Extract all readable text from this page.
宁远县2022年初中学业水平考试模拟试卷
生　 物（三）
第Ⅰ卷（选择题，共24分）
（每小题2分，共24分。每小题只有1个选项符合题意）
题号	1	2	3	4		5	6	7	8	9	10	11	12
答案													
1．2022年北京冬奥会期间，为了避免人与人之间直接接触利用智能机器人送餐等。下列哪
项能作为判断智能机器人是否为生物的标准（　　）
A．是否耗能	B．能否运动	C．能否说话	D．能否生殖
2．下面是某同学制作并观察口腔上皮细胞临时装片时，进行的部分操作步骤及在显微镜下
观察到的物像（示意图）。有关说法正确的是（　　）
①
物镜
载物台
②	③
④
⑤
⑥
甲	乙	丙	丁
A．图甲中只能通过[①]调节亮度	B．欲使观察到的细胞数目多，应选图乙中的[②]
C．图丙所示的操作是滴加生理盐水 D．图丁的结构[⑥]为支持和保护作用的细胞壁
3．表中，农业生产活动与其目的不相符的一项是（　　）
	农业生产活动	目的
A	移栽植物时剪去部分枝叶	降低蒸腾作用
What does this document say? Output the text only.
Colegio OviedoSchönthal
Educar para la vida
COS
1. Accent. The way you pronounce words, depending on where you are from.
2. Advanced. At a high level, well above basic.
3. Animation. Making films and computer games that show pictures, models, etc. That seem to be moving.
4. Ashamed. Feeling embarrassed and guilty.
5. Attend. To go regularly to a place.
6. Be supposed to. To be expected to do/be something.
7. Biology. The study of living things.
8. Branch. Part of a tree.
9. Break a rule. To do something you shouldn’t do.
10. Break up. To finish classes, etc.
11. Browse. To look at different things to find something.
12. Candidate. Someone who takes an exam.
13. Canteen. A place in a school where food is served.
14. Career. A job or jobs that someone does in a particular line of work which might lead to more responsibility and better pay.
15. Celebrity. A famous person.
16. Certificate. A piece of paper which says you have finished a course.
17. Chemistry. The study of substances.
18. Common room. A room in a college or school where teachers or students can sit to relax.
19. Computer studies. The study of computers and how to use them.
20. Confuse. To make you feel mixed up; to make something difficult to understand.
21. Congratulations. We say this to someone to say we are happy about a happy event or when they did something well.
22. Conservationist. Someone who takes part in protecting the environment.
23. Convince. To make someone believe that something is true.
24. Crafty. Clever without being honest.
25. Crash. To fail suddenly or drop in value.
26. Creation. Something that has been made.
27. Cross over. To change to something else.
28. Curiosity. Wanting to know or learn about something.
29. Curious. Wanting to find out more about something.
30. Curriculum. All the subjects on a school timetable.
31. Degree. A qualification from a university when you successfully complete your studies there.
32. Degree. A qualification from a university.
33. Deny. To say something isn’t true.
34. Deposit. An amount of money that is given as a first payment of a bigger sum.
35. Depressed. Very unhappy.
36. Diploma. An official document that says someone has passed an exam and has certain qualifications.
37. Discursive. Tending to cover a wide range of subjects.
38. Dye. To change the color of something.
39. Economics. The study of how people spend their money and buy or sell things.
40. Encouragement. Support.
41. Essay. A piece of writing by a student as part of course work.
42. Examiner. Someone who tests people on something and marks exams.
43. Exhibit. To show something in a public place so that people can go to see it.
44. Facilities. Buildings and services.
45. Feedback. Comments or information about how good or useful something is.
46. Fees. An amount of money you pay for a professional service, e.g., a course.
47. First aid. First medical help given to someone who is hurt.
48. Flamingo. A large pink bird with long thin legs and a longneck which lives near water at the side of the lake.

__WHAT THE TASK ASKS__:
Reproduce the records above exactly as they appear.

__ANSWER TO THIS TASK__:
Extract all readable text from this page.
宁远县2022年初中学业水平考试模拟试卷
生　 物（三）
第Ⅰ卷（选择题，共24分）
（每小题2分，共24分。每小题只有1个选项符合题意）
题号	1	2	3	4		5	6	7	8	9	10	11	12
答案													
1．2022年北京冬奥会期间，为了避免人与人之间直接接触利用智能机器人送餐等。下列哪
项能作为判断智能机器人是否为生物的标准（　　）
A．是否耗能	B．能否运动	C．能否说话	D．能否生殖
2．下面是某同学制作并观察口腔上皮细胞临时装片时，进行的部分操作步骤及在显微镜下
观察到的物像（示意图）。有关说法正确的是（　　）
①
物镜
载物台
②	③
④
⑤
⑥
甲	乙	丙	丁
A．图甲中只能通过[①]调节亮度	B．欲使观察到的细胞数目多，应选图乙中的[②]
C．图丙所示的操作是滴加生理盐水 D．图丁的结构[⑥]为支持和保护作用的细胞壁
3．表中，农业生产活动与其目的不相符的一项是（　　）
	农业生产活动	目的
A	移栽植物时剪去部分枝叶	降低蒸腾作用
What does this document say? Output the text only.
Colegio OviedoSchönthal
Educar para la vida
COS
1. Accent. The way you pronounce words, depending on where you are from.
2. Advanced. At a high level, well above basic.
3. Animation. Making films and computer games that show pictures, models, etc. That seem to be moving.
4. Ashamed. Feeling embarrassed and guilty.
5. Attend. To go regularly to a place.
6. Be supposed to. To be expected to do/be something.
7. Biology. The study of living things.
8. Branch. Part of a tree.
9. Break a rule. To do something you shouldn’t do.
10. Break up. To finish classes, etc.
11. Browse. To look at different things to find something.
12. Candidate. Someone who takes an exam.
13. Canteen. A place in a school where food is served.
14. Career. A job or jobs that someone does in a particular line of work which might lead to more responsibility and better pay.
15. Celebrity. A famous person.
16. Certificate. A piece of paper which says you have finished a course.
17. Chemistry. The study of substances.
18. Common room. A room in a college or school where teachers or students can sit to relax.
19. Computer studies. The study of computers and how to use them.
20. Confuse. To make you feel mixed up; to make something difficult to understand.
21. Congratulations. We say this to someone to say we are happy about a happy event or when they did something well.
22. Conservationist. Someone who takes part in protecting the environment.
23. Convince. To make someone believe that something is true.
24. Crafty. Clever without being honest.
25. Crash. To fail suddenly or drop in value.
26. Creation. Something that has been made.
27. Cross over. To change to something else.
28. Curiosity. Wanting to know or learn about something.
29. Curious. Wanting to find out more about something.
30. Curriculum. All the subjects on a school timetable.
31. Degree. A qualification from a university when you successfully complete your studies there.
32. Degree. A qualification from a university.
33. Deny. To say something isn’t true.
34. Deposit. An amount of money that is given as a first payment of a bigger sum.
35. Depressed. Very unhappy.
36. Diploma. An official document that says someone has passed an exam and has certain qualifications.
37. Discursive. Tending to cover a wide range of subjects.
38. Dye. To change the color of something.
39. Economics. The study of how people spend their money and buy or sell things.
40. Encouragement. Support.
41. Essay. A piece of writing by a student as part of course work.
42. Examiner. Someone who tests people on something and marks exams.
43. Exhibit. To show something in a public place so that people can go to see it.
44. Facilities. Buildings and services.
45. Feedback. Comments or information about how good or useful something is.
46. Fees. An amount of money you pay for a professional service, e.g., a course.
47. First aid. First medical help given to someone who is hurt.
48. Flamingo. A large pink bird with long thin legs and a longneck which lives near water at the side of the lake.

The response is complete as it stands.